Written instruction →
Give nothing except the number of lines containing the word "Curricula".

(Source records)
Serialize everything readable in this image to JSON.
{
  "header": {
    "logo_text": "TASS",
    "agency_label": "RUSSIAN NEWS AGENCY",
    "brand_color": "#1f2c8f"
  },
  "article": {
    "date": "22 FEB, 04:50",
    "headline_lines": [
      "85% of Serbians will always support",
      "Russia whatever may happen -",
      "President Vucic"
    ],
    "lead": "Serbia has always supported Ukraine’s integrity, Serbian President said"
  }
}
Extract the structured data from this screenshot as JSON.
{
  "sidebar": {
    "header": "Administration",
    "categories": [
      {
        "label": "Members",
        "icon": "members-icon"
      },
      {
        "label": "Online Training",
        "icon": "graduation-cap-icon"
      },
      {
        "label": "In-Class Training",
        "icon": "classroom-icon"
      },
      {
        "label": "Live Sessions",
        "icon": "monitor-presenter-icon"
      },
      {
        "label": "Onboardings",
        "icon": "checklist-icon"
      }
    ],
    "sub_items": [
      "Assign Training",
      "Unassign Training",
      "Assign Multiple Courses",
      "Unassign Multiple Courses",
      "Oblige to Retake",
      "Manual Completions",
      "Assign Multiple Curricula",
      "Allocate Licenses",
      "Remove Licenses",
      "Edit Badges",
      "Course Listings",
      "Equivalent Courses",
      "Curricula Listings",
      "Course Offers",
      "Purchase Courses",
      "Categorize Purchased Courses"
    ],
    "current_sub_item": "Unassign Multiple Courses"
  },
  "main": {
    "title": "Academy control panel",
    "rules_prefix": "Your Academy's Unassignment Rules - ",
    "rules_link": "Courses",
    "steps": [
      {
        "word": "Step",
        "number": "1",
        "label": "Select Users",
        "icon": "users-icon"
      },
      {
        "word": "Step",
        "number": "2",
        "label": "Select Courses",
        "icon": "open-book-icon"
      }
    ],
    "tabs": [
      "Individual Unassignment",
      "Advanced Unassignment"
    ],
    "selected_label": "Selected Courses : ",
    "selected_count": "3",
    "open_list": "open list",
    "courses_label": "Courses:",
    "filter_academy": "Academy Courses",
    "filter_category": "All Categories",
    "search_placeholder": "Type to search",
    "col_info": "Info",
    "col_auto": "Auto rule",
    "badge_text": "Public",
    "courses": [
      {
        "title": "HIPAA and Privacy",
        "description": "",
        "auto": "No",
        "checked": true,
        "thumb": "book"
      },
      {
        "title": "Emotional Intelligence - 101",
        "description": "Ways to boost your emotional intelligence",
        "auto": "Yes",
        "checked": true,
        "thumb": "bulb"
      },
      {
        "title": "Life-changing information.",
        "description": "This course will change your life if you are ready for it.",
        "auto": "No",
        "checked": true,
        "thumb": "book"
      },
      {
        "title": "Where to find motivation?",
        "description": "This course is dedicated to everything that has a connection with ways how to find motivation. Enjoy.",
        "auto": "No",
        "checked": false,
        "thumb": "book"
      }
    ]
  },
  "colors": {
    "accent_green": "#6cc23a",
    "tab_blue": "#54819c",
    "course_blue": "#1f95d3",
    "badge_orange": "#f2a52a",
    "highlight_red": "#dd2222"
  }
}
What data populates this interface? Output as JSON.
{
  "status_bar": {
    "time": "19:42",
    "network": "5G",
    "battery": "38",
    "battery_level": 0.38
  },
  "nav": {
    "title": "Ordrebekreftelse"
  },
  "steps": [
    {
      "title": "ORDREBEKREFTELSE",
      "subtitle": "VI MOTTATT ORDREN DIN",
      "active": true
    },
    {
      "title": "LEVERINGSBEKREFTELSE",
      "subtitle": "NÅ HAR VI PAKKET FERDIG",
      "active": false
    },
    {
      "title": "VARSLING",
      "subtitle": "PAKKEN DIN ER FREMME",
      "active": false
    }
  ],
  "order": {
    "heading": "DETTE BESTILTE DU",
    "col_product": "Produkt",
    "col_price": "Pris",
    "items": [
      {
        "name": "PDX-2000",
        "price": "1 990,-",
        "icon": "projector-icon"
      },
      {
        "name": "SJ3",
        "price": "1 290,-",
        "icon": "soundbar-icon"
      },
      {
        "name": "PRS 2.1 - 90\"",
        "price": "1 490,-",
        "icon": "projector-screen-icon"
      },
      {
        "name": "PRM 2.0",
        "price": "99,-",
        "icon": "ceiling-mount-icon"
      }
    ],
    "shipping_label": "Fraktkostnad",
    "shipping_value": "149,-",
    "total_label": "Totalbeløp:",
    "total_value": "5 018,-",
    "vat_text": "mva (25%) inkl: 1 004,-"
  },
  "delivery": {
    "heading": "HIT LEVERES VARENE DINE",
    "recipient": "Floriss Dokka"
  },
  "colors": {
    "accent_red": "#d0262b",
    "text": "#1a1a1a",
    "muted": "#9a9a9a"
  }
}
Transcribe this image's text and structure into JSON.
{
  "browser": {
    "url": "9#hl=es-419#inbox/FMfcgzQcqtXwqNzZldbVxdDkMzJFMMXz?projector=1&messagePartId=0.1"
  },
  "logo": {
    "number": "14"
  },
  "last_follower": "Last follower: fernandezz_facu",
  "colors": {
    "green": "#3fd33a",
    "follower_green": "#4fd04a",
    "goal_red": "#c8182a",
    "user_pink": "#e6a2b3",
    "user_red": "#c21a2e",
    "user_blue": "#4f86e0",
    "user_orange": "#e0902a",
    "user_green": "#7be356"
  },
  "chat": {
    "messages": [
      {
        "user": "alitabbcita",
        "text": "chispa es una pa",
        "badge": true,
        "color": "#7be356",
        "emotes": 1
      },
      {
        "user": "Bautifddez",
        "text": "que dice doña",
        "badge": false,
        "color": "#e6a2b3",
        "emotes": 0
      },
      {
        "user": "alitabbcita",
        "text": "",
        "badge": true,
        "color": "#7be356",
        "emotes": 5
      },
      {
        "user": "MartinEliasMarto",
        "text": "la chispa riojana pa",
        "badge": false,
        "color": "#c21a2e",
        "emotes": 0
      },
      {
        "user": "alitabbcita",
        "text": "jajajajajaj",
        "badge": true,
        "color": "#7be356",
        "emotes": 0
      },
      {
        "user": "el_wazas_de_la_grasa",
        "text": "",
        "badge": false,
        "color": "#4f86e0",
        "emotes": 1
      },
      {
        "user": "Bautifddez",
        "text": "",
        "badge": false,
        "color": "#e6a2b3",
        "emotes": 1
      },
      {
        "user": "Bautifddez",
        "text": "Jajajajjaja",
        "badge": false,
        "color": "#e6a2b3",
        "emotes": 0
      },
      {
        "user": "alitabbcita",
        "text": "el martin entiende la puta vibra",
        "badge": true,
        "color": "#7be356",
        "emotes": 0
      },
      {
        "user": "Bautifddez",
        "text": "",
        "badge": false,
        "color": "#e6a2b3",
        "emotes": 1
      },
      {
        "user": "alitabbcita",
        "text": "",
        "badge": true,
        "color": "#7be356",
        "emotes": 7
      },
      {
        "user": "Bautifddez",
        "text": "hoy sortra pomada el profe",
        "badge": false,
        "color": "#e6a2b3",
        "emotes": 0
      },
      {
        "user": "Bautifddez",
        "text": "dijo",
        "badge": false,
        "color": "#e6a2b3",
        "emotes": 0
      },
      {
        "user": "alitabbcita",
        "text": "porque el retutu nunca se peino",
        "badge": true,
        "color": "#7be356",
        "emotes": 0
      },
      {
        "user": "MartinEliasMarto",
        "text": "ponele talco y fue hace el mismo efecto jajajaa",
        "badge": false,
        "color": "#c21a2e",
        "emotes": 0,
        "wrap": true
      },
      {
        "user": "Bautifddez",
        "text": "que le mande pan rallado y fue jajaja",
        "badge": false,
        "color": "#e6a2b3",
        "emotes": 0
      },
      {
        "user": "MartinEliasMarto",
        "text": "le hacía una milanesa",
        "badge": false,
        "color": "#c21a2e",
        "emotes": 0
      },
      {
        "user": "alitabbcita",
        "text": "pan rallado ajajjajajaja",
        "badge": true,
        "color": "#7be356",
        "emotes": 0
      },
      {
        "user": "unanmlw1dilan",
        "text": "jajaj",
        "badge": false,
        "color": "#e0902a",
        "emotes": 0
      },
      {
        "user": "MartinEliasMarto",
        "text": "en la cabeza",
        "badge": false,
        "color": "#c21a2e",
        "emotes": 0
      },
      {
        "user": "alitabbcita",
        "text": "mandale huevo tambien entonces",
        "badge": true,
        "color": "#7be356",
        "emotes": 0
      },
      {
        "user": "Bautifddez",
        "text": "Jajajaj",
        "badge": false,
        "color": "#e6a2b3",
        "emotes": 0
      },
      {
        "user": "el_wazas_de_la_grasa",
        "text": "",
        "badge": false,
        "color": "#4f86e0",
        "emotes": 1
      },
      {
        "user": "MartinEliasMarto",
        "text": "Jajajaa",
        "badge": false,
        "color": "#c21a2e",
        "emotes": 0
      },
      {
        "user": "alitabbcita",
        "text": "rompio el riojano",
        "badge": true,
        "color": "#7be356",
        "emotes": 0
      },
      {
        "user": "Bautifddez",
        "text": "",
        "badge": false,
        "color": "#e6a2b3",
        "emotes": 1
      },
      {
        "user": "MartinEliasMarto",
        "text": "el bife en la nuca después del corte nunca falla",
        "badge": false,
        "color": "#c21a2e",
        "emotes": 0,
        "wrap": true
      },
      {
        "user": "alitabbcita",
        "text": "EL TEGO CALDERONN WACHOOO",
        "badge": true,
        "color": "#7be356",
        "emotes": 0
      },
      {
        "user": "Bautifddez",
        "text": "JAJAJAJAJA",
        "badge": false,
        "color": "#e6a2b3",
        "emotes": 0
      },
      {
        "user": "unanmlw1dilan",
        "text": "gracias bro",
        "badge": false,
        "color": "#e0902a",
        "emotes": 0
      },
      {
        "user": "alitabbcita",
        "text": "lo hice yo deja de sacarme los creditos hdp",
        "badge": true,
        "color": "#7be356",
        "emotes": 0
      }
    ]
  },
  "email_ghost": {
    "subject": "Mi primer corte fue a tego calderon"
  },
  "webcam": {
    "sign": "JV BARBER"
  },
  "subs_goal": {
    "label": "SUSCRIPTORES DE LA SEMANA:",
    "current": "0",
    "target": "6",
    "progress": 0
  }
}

Solution to this exercise →
2